TO DO » Set down each entry exactly as given; pictures should not appear in the copy.

ITEMS »

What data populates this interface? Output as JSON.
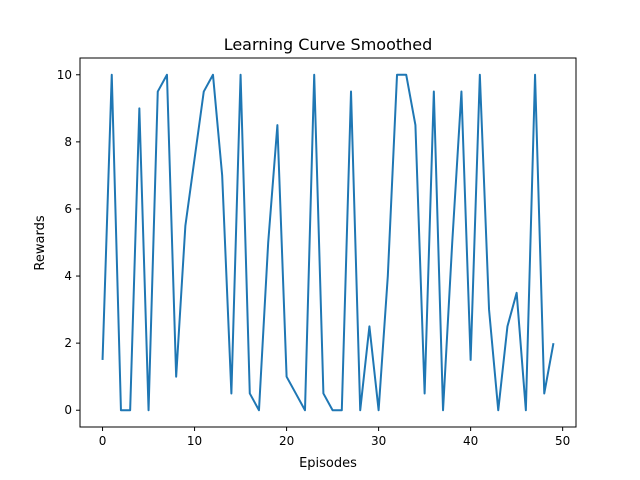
{
  "chart_data": {
    "type": "line",
    "title": "Learning Curve Smoothed",
    "xlabel": "Episodes",
    "ylabel": "Rewards",
    "xlim": [
      -2.45,
      51.45
    ],
    "ylim": [
      -0.5,
      10.5
    ],
    "xticks": [
      0,
      10,
      20,
      30,
      40,
      50
    ],
    "yticks": [
      0,
      2,
      4,
      6,
      8,
      10
    ],
    "grid": false,
    "line_color": "#1f77b4",
    "series": [
      {
        "x": [
          0,
          1,
          2,
          3,
          4,
          5,
          6,
          7,
          8,
          9,
          10,
          11,
          12,
          13,
          14,
          15,
          16,
          17,
          18,
          19,
          20,
          21,
          22,
          23,
          24,
          25,
          26,
          27,
          28,
          29,
          30,
          31,
          32,
          33,
          34,
          35,
          36,
          37,
          38,
          39,
          40,
          41,
          42,
          43,
          44,
          45,
          46,
          47,
          48,
          49
        ],
        "values": [
          1.5,
          10,
          0,
          0,
          9,
          0,
          9.5,
          10,
          1,
          5.5,
          7.5,
          9.5,
          10,
          7,
          0.5,
          10,
          0.5,
          0,
          5,
          8.5,
          1,
          0.5,
          0,
          10,
          0.5,
          0,
          0,
          9.5,
          0,
          2.5,
          0,
          4,
          10,
          10,
          8.5,
          0.5,
          9.5,
          0,
          5,
          9.5,
          1.5,
          10,
          3,
          0,
          2.5,
          3.5,
          0,
          10,
          0.5,
          2
        ]
      }
    ]
  }
}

WRITTEN RESPONSE »
What data populates this interface? Output as JSON.
{
  "chart_data": {
    "type": "line",
    "title": "Learning Curve Smoothed",
    "xlabel": "Episodes",
    "ylabel": "Rewards",
    "xlim": [
      -2.45,
      51.45
    ],
    "ylim": [
      -0.5,
      10.5
    ],
    "xticks": [
      0,
      10,
      20,
      30,
      40,
      50
    ],
    "yticks": [
      0,
      2,
      4,
      6,
      8,
      10
    ],
    "grid": false,
    "line_color": "#1f77b4",
    "series": [
      {
        "x": [
          0,
          1,
          2,
          3,
          4,
          5,
          6,
          7,
          8,
          9,
          10,
          11,
          12,
          13,
          14,
          15,
          16,
          17,
          18,
          19,
          20,
          21,
          22,
          23,
          24,
          25,
          26,
          27,
          28,
          29,
          30,
          31,
          32,
          33,
          34,
          35,
          36,
          37,
          38,
          39,
          40,
          41,
          42,
          43,
          44,
          45,
          46,
          47,
          48,
          49
        ],
        "values": [
          1.5,
          10,
          0,
          0,
          9,
          0,
          9.5,
          10,
          1,
          5.5,
          7.5,
          9.5,
          10,
          7,
          0.5,
          10,
          0.5,
          0,
          5,
          8.5,
          1,
          0.5,
          0,
          10,
          0.5,
          0,
          0,
          9.5,
          0,
          2.5,
          0,
          4,
          10,
          10,
          8.5,
          0.5,
          9.5,
          0,
          5,
          9.5,
          1.5,
          10,
          3,
          0,
          2.5,
          3.5,
          0,
          10,
          0.5,
          2
        ]
      }
    ]
  }
}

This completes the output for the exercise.